Start
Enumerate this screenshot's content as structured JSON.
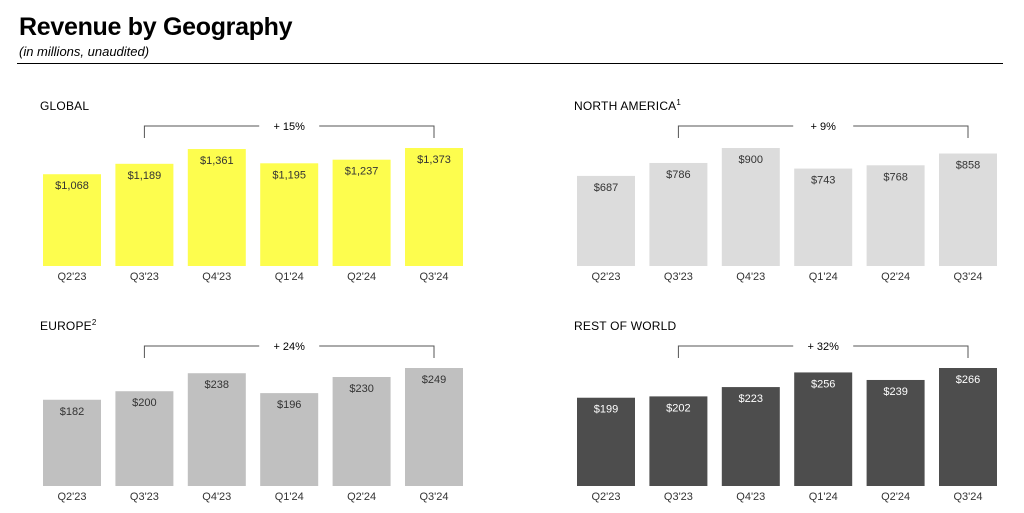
{
  "header": {
    "title": "Revenue by Geography",
    "subtitle": "(in millions, unaudited)"
  },
  "colors": {
    "global": "#fdfd4e",
    "north_america": "#dcdcdc",
    "europe": "#c0c0c0",
    "rest_of_world": "#4d4d4d",
    "label_dark": "#333333",
    "label_light": "#ffffff",
    "bracket": "#555555"
  },
  "chart_data": [
    {
      "id": "global",
      "type": "bar",
      "title": "GLOBAL",
      "footnote": "",
      "categories": [
        "Q2'23",
        "Q3'23",
        "Q4'23",
        "Q1'24",
        "Q2'24",
        "Q3'24"
      ],
      "values": [
        1068,
        1189,
        1361,
        1195,
        1237,
        1373
      ],
      "value_labels": [
        "$1,068",
        "$1,189",
        "$1,361",
        "$1,195",
        "$1,237",
        "$1,373"
      ],
      "growth_label": "+ 15%",
      "growth_from": "Q3'23",
      "growth_to": "Q3'24",
      "ylim": [
        0,
        1373
      ],
      "grid": false,
      "color": "#fdfd4e",
      "label_color": "#333333"
    },
    {
      "id": "north-america",
      "type": "bar",
      "title": "NORTH AMERICA",
      "footnote": "1",
      "categories": [
        "Q2'23",
        "Q3'23",
        "Q4'23",
        "Q1'24",
        "Q2'24",
        "Q3'24"
      ],
      "values": [
        687,
        786,
        900,
        743,
        768,
        858
      ],
      "value_labels": [
        "$687",
        "$786",
        "$900",
        "$743",
        "$768",
        "$858"
      ],
      "growth_label": "+ 9%",
      "growth_from": "Q3'23",
      "growth_to": "Q3'24",
      "ylim": [
        0,
        900
      ],
      "grid": false,
      "color": "#dcdcdc",
      "label_color": "#333333"
    },
    {
      "id": "europe",
      "type": "bar",
      "title": "EUROPE",
      "footnote": "2",
      "categories": [
        "Q2'23",
        "Q3'23",
        "Q4'23",
        "Q1'24",
        "Q2'24",
        "Q3'24"
      ],
      "values": [
        182,
        200,
        238,
        196,
        230,
        249
      ],
      "value_labels": [
        "$182",
        "$200",
        "$238",
        "$196",
        "$230",
        "$249"
      ],
      "growth_label": "+ 24%",
      "growth_from": "Q3'23",
      "growth_to": "Q3'24",
      "ylim": [
        0,
        249
      ],
      "grid": false,
      "color": "#c0c0c0",
      "label_color": "#333333"
    },
    {
      "id": "rest-of-world",
      "type": "bar",
      "title": "REST OF WORLD",
      "footnote": "",
      "categories": [
        "Q2'23",
        "Q3'23",
        "Q4'23",
        "Q1'24",
        "Q2'24",
        "Q3'24"
      ],
      "values": [
        199,
        202,
        223,
        256,
        239,
        266
      ],
      "value_labels": [
        "$199",
        "$202",
        "$223",
        "$256",
        "$239",
        "$266"
      ],
      "growth_label": "+ 32%",
      "growth_from": "Q3'23",
      "growth_to": "Q3'24",
      "ylim": [
        0,
        266
      ],
      "grid": false,
      "color": "#4d4d4d",
      "label_color": "#ffffff"
    }
  ]
}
End
_Work instructions_
From the records given above, reproduce all text exactly and exclude each picture.

_Task output_
Enumerate this screenshot's content as structured JSON.
{
  "header": {
    "title": "Revenue by Geography",
    "subtitle": "(in millions, unaudited)"
  },
  "colors": {
    "global": "#fdfd4e",
    "north_america": "#dcdcdc",
    "europe": "#c0c0c0",
    "rest_of_world": "#4d4d4d",
    "label_dark": "#333333",
    "label_light": "#ffffff",
    "bracket": "#555555"
  },
  "chart_data": [
    {
      "id": "global",
      "type": "bar",
      "title": "GLOBAL",
      "footnote": "",
      "categories": [
        "Q2'23",
        "Q3'23",
        "Q4'23",
        "Q1'24",
        "Q2'24",
        "Q3'24"
      ],
      "values": [
        1068,
        1189,
        1361,
        1195,
        1237,
        1373
      ],
      "value_labels": [
        "$1,068",
        "$1,189",
        "$1,361",
        "$1,195",
        "$1,237",
        "$1,373"
      ],
      "growth_label": "+ 15%",
      "growth_from": "Q3'23",
      "growth_to": "Q3'24",
      "ylim": [
        0,
        1373
      ],
      "grid": false,
      "color": "#fdfd4e",
      "label_color": "#333333"
    },
    {
      "id": "north-america",
      "type": "bar",
      "title": "NORTH AMERICA",
      "footnote": "1",
      "categories": [
        "Q2'23",
        "Q3'23",
        "Q4'23",
        "Q1'24",
        "Q2'24",
        "Q3'24"
      ],
      "values": [
        687,
        786,
        900,
        743,
        768,
        858
      ],
      "value_labels": [
        "$687",
        "$786",
        "$900",
        "$743",
        "$768",
        "$858"
      ],
      "growth_label": "+ 9%",
      "growth_from": "Q3'23",
      "growth_to": "Q3'24",
      "ylim": [
        0,
        900
      ],
      "grid": false,
      "color": "#dcdcdc",
      "label_color": "#333333"
    },
    {
      "id": "europe",
      "type": "bar",
      "title": "EUROPE",
      "footnote": "2",
      "categories": [
        "Q2'23",
        "Q3'23",
        "Q4'23",
        "Q1'24",
        "Q2'24",
        "Q3'24"
      ],
      "values": [
        182,
        200,
        238,
        196,
        230,
        249
      ],
      "value_labels": [
        "$182",
        "$200",
        "$238",
        "$196",
        "$230",
        "$249"
      ],
      "growth_label": "+ 24%",
      "growth_from": "Q3'23",
      "growth_to": "Q3'24",
      "ylim": [
        0,
        249
      ],
      "grid": false,
      "color": "#c0c0c0",
      "label_color": "#333333"
    },
    {
      "id": "rest-of-world",
      "type": "bar",
      "title": "REST OF WORLD",
      "footnote": "",
      "categories": [
        "Q2'23",
        "Q3'23",
        "Q4'23",
        "Q1'24",
        "Q2'24",
        "Q3'24"
      ],
      "values": [
        199,
        202,
        223,
        256,
        239,
        266
      ],
      "value_labels": [
        "$199",
        "$202",
        "$223",
        "$256",
        "$239",
        "$266"
      ],
      "growth_label": "+ 32%",
      "growth_from": "Q3'23",
      "growth_to": "Q3'24",
      "ylim": [
        0,
        266
      ],
      "grid": false,
      "color": "#4d4d4d",
      "label_color": "#ffffff"
    }
  ]
}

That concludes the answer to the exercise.